Some records:
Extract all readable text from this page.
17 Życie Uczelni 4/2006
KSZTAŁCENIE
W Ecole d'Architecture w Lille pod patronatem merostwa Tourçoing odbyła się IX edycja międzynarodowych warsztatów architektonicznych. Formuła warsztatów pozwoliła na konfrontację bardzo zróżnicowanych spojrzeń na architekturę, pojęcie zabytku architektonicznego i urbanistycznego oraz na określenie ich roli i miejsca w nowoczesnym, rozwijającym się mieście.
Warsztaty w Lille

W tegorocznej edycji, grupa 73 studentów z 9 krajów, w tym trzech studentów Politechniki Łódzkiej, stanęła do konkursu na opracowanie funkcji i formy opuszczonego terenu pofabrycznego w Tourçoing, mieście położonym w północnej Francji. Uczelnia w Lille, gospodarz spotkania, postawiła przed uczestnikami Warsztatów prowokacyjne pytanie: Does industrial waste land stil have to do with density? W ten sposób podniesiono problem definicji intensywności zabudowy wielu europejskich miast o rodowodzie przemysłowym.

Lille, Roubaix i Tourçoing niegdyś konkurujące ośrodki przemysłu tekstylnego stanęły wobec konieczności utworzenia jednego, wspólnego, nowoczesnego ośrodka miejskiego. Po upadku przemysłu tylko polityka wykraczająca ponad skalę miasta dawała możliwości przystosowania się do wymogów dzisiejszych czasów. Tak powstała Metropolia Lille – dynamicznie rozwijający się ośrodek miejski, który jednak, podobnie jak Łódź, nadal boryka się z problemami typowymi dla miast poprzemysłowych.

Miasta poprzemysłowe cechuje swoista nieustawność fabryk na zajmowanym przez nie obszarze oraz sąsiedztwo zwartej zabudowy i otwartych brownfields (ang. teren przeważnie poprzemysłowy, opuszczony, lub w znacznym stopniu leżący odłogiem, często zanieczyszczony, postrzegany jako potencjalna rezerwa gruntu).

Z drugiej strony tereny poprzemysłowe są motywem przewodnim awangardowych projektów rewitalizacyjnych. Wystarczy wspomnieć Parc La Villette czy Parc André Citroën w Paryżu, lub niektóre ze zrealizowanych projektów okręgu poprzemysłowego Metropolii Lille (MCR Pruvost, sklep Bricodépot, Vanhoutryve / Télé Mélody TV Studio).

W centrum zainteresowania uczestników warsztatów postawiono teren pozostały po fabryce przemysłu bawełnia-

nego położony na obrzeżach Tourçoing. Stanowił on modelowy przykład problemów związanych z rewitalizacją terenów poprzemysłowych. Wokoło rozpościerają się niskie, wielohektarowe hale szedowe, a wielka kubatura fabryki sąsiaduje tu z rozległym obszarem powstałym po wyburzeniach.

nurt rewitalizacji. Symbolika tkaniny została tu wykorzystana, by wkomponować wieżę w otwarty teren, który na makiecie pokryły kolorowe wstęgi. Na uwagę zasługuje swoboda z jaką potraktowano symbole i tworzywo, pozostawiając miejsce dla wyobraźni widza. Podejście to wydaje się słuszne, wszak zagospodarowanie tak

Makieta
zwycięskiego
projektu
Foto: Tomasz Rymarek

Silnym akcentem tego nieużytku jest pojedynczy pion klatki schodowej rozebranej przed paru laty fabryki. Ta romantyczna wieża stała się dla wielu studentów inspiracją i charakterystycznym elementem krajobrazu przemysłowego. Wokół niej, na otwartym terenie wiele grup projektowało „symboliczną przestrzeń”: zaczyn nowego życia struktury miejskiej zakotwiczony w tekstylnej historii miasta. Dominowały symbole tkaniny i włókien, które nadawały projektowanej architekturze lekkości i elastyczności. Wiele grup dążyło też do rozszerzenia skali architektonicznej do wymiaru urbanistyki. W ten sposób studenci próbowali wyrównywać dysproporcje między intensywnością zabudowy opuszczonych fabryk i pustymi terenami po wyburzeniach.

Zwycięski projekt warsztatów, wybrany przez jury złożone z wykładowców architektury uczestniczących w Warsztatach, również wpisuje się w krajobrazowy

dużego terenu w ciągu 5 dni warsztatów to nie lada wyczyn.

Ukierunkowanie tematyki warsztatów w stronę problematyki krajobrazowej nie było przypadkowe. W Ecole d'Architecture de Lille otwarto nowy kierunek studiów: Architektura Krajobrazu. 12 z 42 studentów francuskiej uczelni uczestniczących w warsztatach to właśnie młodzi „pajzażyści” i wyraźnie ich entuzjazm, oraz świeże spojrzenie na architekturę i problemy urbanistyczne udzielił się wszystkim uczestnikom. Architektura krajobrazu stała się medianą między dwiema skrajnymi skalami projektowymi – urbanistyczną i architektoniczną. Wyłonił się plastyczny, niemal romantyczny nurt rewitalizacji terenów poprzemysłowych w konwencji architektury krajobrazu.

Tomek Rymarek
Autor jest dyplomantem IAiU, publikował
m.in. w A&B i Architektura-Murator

_PROMPT_. Write down all the entries again without a single difference.

_THE ANSWER_.
Extract all readable text from this page.
17 Życie Uczelni 4/2006
KSZTAŁCENIE
W Ecole d'Architecture w Lille pod patronatem merostwa Tourçoing odbyła się IX edycja międzynarodowych warsztatów architektonicznych. Formuła warsztatów pozwoliła na konfrontację bardzo zróżnicowanych spojrzeń na architekturę, pojęcie zabytku architektonicznego i urbanistycznego oraz na określenie ich roli i miejsca w nowoczesnym, rozwijającym się mieście.
Warsztaty w Lille

W tegorocznej edycji, grupa 73 studentów z 9 krajów, w tym trzech studentów Politechniki Łódzkiej, stanęła do konkursu na opracowanie funkcji i formy opuszczonego terenu pofabrycznego w Tourçoing, mieście położonym w północnej Francji. Uczelnia w Lille, gospodarz spotkania, postawiła przed uczestnikami Warsztatów prowokacyjne pytanie: Does industrial waste land stil have to do with density? W ten sposób podniesiono problem definicji intensywności zabudowy wielu europejskich miast o rodowodzie przemysłowym.

Lille, Roubaix i Tourçoing niegdyś konkurujące ośrodki przemysłu tekstylnego stanęły wobec konieczności utworzenia jednego, wspólnego, nowoczesnego ośrodka miejskiego. Po upadku przemysłu tylko polityka wykraczająca ponad skalę miasta dawała możliwości przystosowania się do wymogów dzisiejszych czasów. Tak powstała Metropolia Lille – dynamicznie rozwijający się ośrodek miejski, który jednak, podobnie jak Łódź, nadal boryka się z problemami typowymi dla miast poprzemysłowych.

Miasta poprzemysłowe cechuje swoista nieustawność fabryk na zajmowanym przez nie obszarze oraz sąsiedztwo zwartej zabudowy i otwartych brownfields (ang. teren przeważnie poprzemysłowy, opuszczony, lub w znacznym stopniu leżący odłogiem, często zanieczyszczony, postrzegany jako potencjalna rezerwa gruntu).

Z drugiej strony tereny poprzemysłowe są motywem przewodnim awangardowych projektów rewitalizacyjnych. Wystarczy wspomnieć Parc La Villette czy Parc André Citroën w Paryżu, lub niektóre ze zrealizowanych projektów okręgu poprzemysłowego Metropolii Lille (MCR Pruvost, sklep Bricodépot, Vanhoutryve / Télé Mélody TV Studio).

W centrum zainteresowania uczestników warsztatów postawiono teren pozostały po fabryce przemysłu bawełnia-

nego położony na obrzeżach Tourçoing. Stanowił on modelowy przykład problemów związanych z rewitalizacją terenów poprzemysłowych. Wokoło rozpościerają się niskie, wielohektarowe hale szedowe, a wielka kubatura fabryki sąsiaduje tu z rozległym obszarem powstałym po wyburzeniach.

nurt rewitalizacji. Symbolika tkaniny została tu wykorzystana, by wkomponować wieżę w otwarty teren, który na makiecie pokryły kolorowe wstęgi. Na uwagę zasługuje swoboda z jaką potraktowano symbole i tworzywo, pozostawiając miejsce dla wyobraźni widza. Podejście to wydaje się słuszne, wszak zagospodarowanie tak

Makieta
zwycięskiego
projektu
Foto: Tomasz Rymarek

Silnym akcentem tego nieużytku jest pojedynczy pion klatki schodowej rozebranej przed paru laty fabryki. Ta romantyczna wieża stała się dla wielu studentów inspiracją i charakterystycznym elementem krajobrazu przemysłowego. Wokół niej, na otwartym terenie wiele grup projektowało „symboliczną przestrzeń”: zaczyn nowego życia struktury miejskiej zakotwiczony w tekstylnej historii miasta. Dominowały symbole tkaniny i włókien, które nadawały projektowanej architekturze lekkości i elastyczności. Wiele grup dążyło też do rozszerzenia skali architektonicznej do wymiaru urbanistyki. W ten sposób studenci próbowali wyrównywać dysproporcje między intensywnością zabudowy opuszczonych fabryk i pustymi terenami po wyburzeniach.

Zwycięski projekt warsztatów, wybrany przez jury złożone z wykładowców architektury uczestniczących w Warsztatach, również wpisuje się w krajobrazowy

dużego terenu w ciągu 5 dni warsztatów to nie lada wyczyn.

Ukierunkowanie tematyki warsztatów w stronę problematyki krajobrazowej nie było przypadkowe. W Ecole d'Architecture de Lille otwarto nowy kierunek studiów: Architektura Krajobrazu. 12 z 42 studentów francuskiej uczelni uczestniczących w warsztatach to właśnie młodzi „pajzażyści” i wyraźnie ich entuzjazm, oraz świeże spojrzenie na architekturę i problemy urbanistyczne udzielił się wszystkim uczestnikom. Architektura krajobrazu stała się medianą między dwiema skrajnymi skalami projektowymi – urbanistyczną i architektoniczną. Wyłonił się plastyczny, niemal romantyczny nurt rewitalizacji terenów poprzemysłowych w konwencji architektury krajobrazu.

Tomek Rymarek
Autor jest dyplomantem IAiU, publikował
m.in. w A&B i Architektura-Murator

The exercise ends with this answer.